** start **

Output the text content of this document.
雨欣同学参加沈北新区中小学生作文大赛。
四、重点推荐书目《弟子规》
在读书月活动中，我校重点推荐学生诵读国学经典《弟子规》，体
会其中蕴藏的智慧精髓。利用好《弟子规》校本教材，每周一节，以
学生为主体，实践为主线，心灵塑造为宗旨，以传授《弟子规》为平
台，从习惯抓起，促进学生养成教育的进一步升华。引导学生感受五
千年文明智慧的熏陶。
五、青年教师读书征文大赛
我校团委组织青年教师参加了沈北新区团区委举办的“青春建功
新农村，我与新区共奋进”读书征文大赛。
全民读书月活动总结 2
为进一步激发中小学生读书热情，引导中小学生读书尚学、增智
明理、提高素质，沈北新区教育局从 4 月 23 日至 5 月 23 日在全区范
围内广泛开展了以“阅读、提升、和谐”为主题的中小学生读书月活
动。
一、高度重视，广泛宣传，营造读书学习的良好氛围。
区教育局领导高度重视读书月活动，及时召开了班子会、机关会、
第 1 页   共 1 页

** end **

* _Written task_: Set all of the entries down again, exactly as they were given.

* _Written reply_:
Output the text content of this document.
雨欣同学参加沈北新区中小学生作文大赛。
四、重点推荐书目《弟子规》
在读书月活动中，我校重点推荐学生诵读国学经典《弟子规》，体
会其中蕴藏的智慧精髓。利用好《弟子规》校本教材，每周一节，以
学生为主体，实践为主线，心灵塑造为宗旨，以传授《弟子规》为平
台，从习惯抓起，促进学生养成教育的进一步升华。引导学生感受五
千年文明智慧的熏陶。
五、青年教师读书征文大赛
我校团委组织青年教师参加了沈北新区团区委举办的“青春建功
新农村，我与新区共奋进”读书征文大赛。
全民读书月活动总结 2
为进一步激发中小学生读书热情，引导中小学生读书尚学、增智
明理、提高素质，沈北新区教育局从 4 月 23 日至 5 月 23 日在全区范
围内广泛开展了以“阅读、提升、和谐”为主题的中小学生读书月活
动。
一、高度重视，广泛宣传，营造读书学习的良好氛围。
区教育局领导高度重视读书月活动，及时召开了班子会、机关会、
第 1 页   共 1 页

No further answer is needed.